EXERCISE: Repeat the entries that follow verbatim, without any of their pictures.

#### RAW RECORDS ####

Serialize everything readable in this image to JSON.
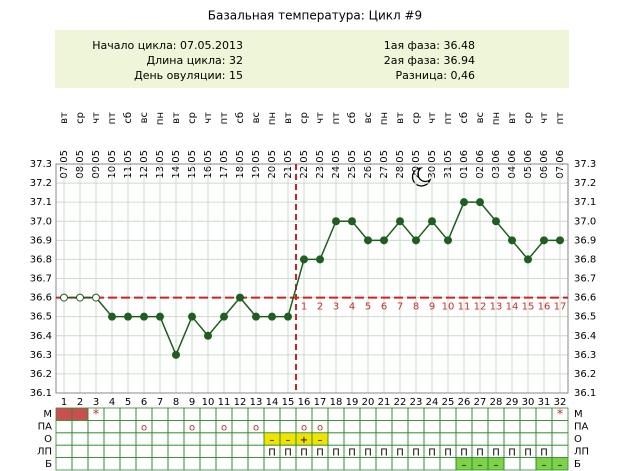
{
  "chart_data": {
    "type": "line",
    "title": "Базальная температура: Цикл #9",
    "info_left": [
      "Начало цикла: 07.05.2013",
      "Длина цикла: 32",
      "День овуляции: 15"
    ],
    "info_right": [
      "1ая фаза: 36.48",
      "2ая фаза: 36.94",
      "Разница: 0,46"
    ],
    "x": [
      1,
      2,
      3,
      4,
      5,
      6,
      7,
      8,
      9,
      10,
      11,
      12,
      13,
      14,
      15,
      16,
      17,
      18,
      19,
      20,
      21,
      22,
      23,
      24,
      25,
      26,
      27,
      28,
      29,
      30,
      31,
      32
    ],
    "weekdays": [
      "вт",
      "ср",
      "чт",
      "пт",
      "сб",
      "вс",
      "пн",
      "вт",
      "ср",
      "чт",
      "пт",
      "сб",
      "вс",
      "пн",
      "вт",
      "ср",
      "чт",
      "пт",
      "сб",
      "вс",
      "пн",
      "вт",
      "ср",
      "чт",
      "пт",
      "сб",
      "вс",
      "пн",
      "вт",
      "ср",
      "чт",
      "пт"
    ],
    "dates": [
      "07.05",
      "08.05",
      "09.05",
      "10.05",
      "11.05",
      "12.05",
      "13.05",
      "14.05",
      "15.05",
      "16.05",
      "17.05",
      "18.05",
      "19.05",
      "20.05",
      "21.05",
      "22.05",
      "23.05",
      "24.05",
      "25.05",
      "26.05",
      "27.05",
      "28.05",
      "29.05",
      "30.05",
      "31.05",
      "01.06",
      "02.06",
      "03.06",
      "04.06",
      "05.06",
      "06.06",
      "07.06"
    ],
    "values": [
      36.6,
      36.6,
      36.6,
      36.5,
      36.5,
      36.5,
      36.5,
      36.3,
      36.5,
      36.4,
      36.5,
      36.6,
      36.5,
      36.5,
      36.5,
      36.8,
      36.8,
      37.0,
      37.0,
      36.9,
      36.9,
      37.0,
      36.9,
      37.0,
      36.9,
      37.1,
      37.1,
      37.0,
      36.9,
      36.8,
      36.9,
      36.9
    ],
    "open_points": [
      1,
      2,
      3
    ],
    "color": "#1e5e1e",
    "coverline": 36.6,
    "ovulation_day": 15,
    "phase_days": [
      1,
      2,
      3,
      4,
      5,
      6,
      7,
      8,
      9,
      10,
      11,
      12,
      13,
      14,
      15,
      16,
      17
    ],
    "ylim": [
      36.1,
      37.3
    ],
    "yticks": [
      36.1,
      36.2,
      36.3,
      36.4,
      36.5,
      36.6,
      36.7,
      36.8,
      36.9,
      {
        "value": 37,
        "label": "37.0"
      },
      37.1,
      37.2,
      37.3
    ],
    "xlim": [
      0.5,
      32.5
    ],
    "grid": true,
    "rows": [
      {
        "name": "М",
        "fill_color": "#c9504f",
        "filled": [
          1,
          2
        ],
        "cells": [
          null,
          null,
          "*",
          null,
          null,
          null,
          null,
          null,
          null,
          null,
          null,
          null,
          null,
          null,
          null,
          null,
          null,
          null,
          null,
          null,
          null,
          null,
          null,
          null,
          null,
          null,
          null,
          null,
          null,
          null,
          null,
          "*"
        ]
      },
      {
        "name": "ПА",
        "fill_color": "#ffffff",
        "filled": [],
        "cells": [
          null,
          null,
          null,
          null,
          null,
          "o",
          null,
          null,
          "o",
          null,
          "o",
          null,
          "o",
          null,
          null,
          "o",
          "o",
          null,
          null,
          null,
          null,
          null,
          null,
          null,
          null,
          null,
          null,
          null,
          null,
          null,
          null,
          null
        ]
      },
      {
        "name": "О",
        "fill_color": "#f2e200",
        "filled": [
          14,
          15,
          16,
          17
        ],
        "cells": [
          null,
          null,
          null,
          null,
          null,
          null,
          null,
          null,
          null,
          null,
          null,
          null,
          null,
          "–",
          "–",
          "+",
          "–",
          null,
          null,
          null,
          null,
          null,
          null,
          null,
          null,
          null,
          null,
          null,
          null,
          null,
          null,
          null
        ]
      },
      {
        "name": "ЛП",
        "fill_color": "#ffffff",
        "filled": [],
        "cells": [
          null,
          null,
          null,
          null,
          null,
          null,
          null,
          null,
          null,
          null,
          null,
          null,
          null,
          "П",
          "П",
          "П",
          "П",
          "П",
          "П",
          "П",
          "П",
          "П",
          "П",
          "П",
          "П",
          "П",
          "П",
          "П",
          "П",
          "П",
          "П",
          null
        ]
      },
      {
        "name": "Б",
        "fill_color": "#7ed24a",
        "filled": [
          26,
          27,
          28,
          31,
          32
        ],
        "cells": [
          null,
          null,
          null,
          null,
          null,
          null,
          null,
          null,
          null,
          null,
          null,
          null,
          null,
          null,
          null,
          null,
          null,
          null,
          null,
          null,
          null,
          null,
          null,
          null,
          null,
          "–",
          "–",
          "–",
          null,
          null,
          "–",
          "–"
        ]
      }
    ]
  }
}
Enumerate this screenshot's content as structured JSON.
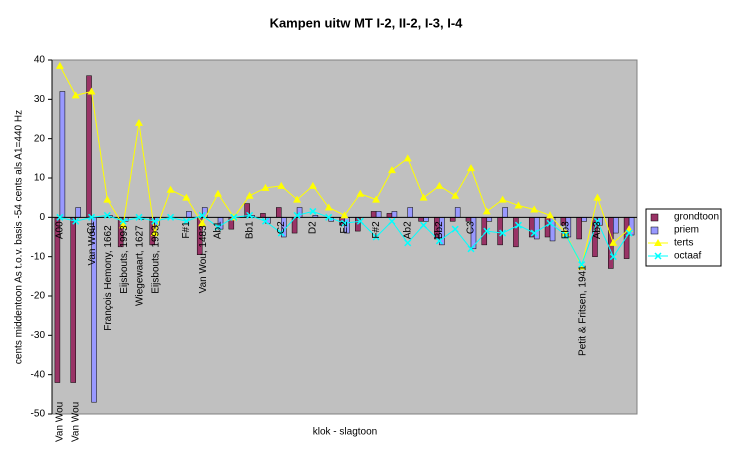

####

TASK SOLUTION:
Serialize everything readable in this image to JSON.
{
  "chart_data": {
    "type": "line",
    "title": "Базальная температура: Цикл #9",
    "info_left": [
      "Начало цикла: 07.05.2013",
      "Длина цикла: 32",
      "День овуляции: 15"
    ],
    "info_right": [
      "1ая фаза: 36.48",
      "2ая фаза: 36.94",
      "Разница: 0,46"
    ],
    "x": [
      1,
      2,
      3,
      4,
      5,
      6,
      7,
      8,
      9,
      10,
      11,
      12,
      13,
      14,
      15,
      16,
      17,
      18,
      19,
      20,
      21,
      22,
      23,
      24,
      25,
      26,
      27,
      28,
      29,
      30,
      31,
      32
    ],
    "weekdays": [
      "вт",
      "ср",
      "чт",
      "пт",
      "сб",
      "вс",
      "пн",
      "вт",
      "ср",
      "чт",
      "пт",
      "сб",
      "вс",
      "пн",
      "вт",
      "ср",
      "чт",
      "пт",
      "сб",
      "вс",
      "пн",
      "вт",
      "ср",
      "чт",
      "пт",
      "сб",
      "вс",
      "пн",
      "вт",
      "ср",
      "чт",
      "пт"
    ],
    "dates": [
      "07.05",
      "08.05",
      "09.05",
      "10.05",
      "11.05",
      "12.05",
      "13.05",
      "14.05",
      "15.05",
      "16.05",
      "17.05",
      "18.05",
      "19.05",
      "20.05",
      "21.05",
      "22.05",
      "23.05",
      "24.05",
      "25.05",
      "26.05",
      "27.05",
      "28.05",
      "29.05",
      "30.05",
      "31.05",
      "01.06",
      "02.06",
      "03.06",
      "04.06",
      "05.06",
      "06.06",
      "07.06"
    ],
    "values": [
      36.6,
      36.6,
      36.6,
      36.5,
      36.5,
      36.5,
      36.5,
      36.3,
      36.5,
      36.4,
      36.5,
      36.6,
      36.5,
      36.5,
      36.5,
      36.8,
      36.8,
      37.0,
      37.0,
      36.9,
      36.9,
      37.0,
      36.9,
      37.0,
      36.9,
      37.1,
      37.1,
      37.0,
      36.9,
      36.8,
      36.9,
      36.9
    ],
    "open_points": [
      1,
      2,
      3
    ],
    "color": "#1e5e1e",
    "coverline": 36.6,
    "ovulation_day": 15,
    "phase_days": [
      1,
      2,
      3,
      4,
      5,
      6,
      7,
      8,
      9,
      10,
      11,
      12,
      13,
      14,
      15,
      16,
      17
    ],
    "ylim": [
      36.1,
      37.3
    ],
    "yticks": [
      36.1,
      36.2,
      36.3,
      36.4,
      36.5,
      36.6,
      36.7,
      36.8,
      36.9,
      {
        "value": 37,
        "label": "37.0"
      },
      37.1,
      37.2,
      37.3
    ],
    "xlim": [
      0.5,
      32.5
    ],
    "grid": true,
    "rows": [
      {
        "name": "М",
        "fill_color": "#c9504f",
        "filled": [
          1,
          2
        ],
        "cells": [
          null,
          null,
          "*",
          null,
          null,
          null,
          null,
          null,
          null,
          null,
          null,
          null,
          null,
          null,
          null,
          null,
          null,
          null,
          null,
          null,
          null,
          null,
          null,
          null,
          null,
          null,
          null,
          null,
          null,
          null,
          null,
          "*"
        ]
      },
      {
        "name": "ПА",
        "fill_color": "#ffffff",
        "filled": [],
        "cells": [
          null,
          null,
          null,
          null,
          null,
          "o",
          null,
          null,
          "o",
          null,
          "o",
          null,
          "o",
          null,
          null,
          "o",
          "o",
          null,
          null,
          null,
          null,
          null,
          null,
          null,
          null,
          null,
          null,
          null,
          null,
          null,
          null,
          null
        ]
      },
      {
        "name": "О",
        "fill_color": "#f2e200",
        "filled": [
          14,
          15,
          16,
          17
        ],
        "cells": [
          null,
          null,
          null,
          null,
          null,
          null,
          null,
          null,
          null,
          null,
          null,
          null,
          null,
          "–",
          "–",
          "+",
          "–",
          null,
          null,
          null,
          null,
          null,
          null,
          null,
          null,
          null,
          null,
          null,
          null,
          null,
          null,
          null
        ]
      },
      {
        "name": "ЛП",
        "fill_color": "#ffffff",
        "filled": [],
        "cells": [
          null,
          null,
          null,
          null,
          null,
          null,
          null,
          null,
          null,
          null,
          null,
          null,
          null,
          "П",
          "П",
          "П",
          "П",
          "П",
          "П",
          "П",
          "П",
          "П",
          "П",
          "П",
          "П",
          "П",
          "П",
          "П",
          "П",
          "П",
          "П",
          null
        ]
      },
      {
        "name": "Б",
        "fill_color": "#7ed24a",
        "filled": [
          26,
          27,
          28,
          31,
          32
        ],
        "cells": [
          null,
          null,
          null,
          null,
          null,
          null,
          null,
          null,
          null,
          null,
          null,
          null,
          null,
          null,
          null,
          null,
          null,
          null,
          null,
          null,
          null,
          null,
          null,
          null,
          null,
          "–",
          "–",
          "–",
          null,
          null,
          "–",
          "–"
        ]
      }
    ]
  }
}
Enumerate this screenshot's content as structured JSON.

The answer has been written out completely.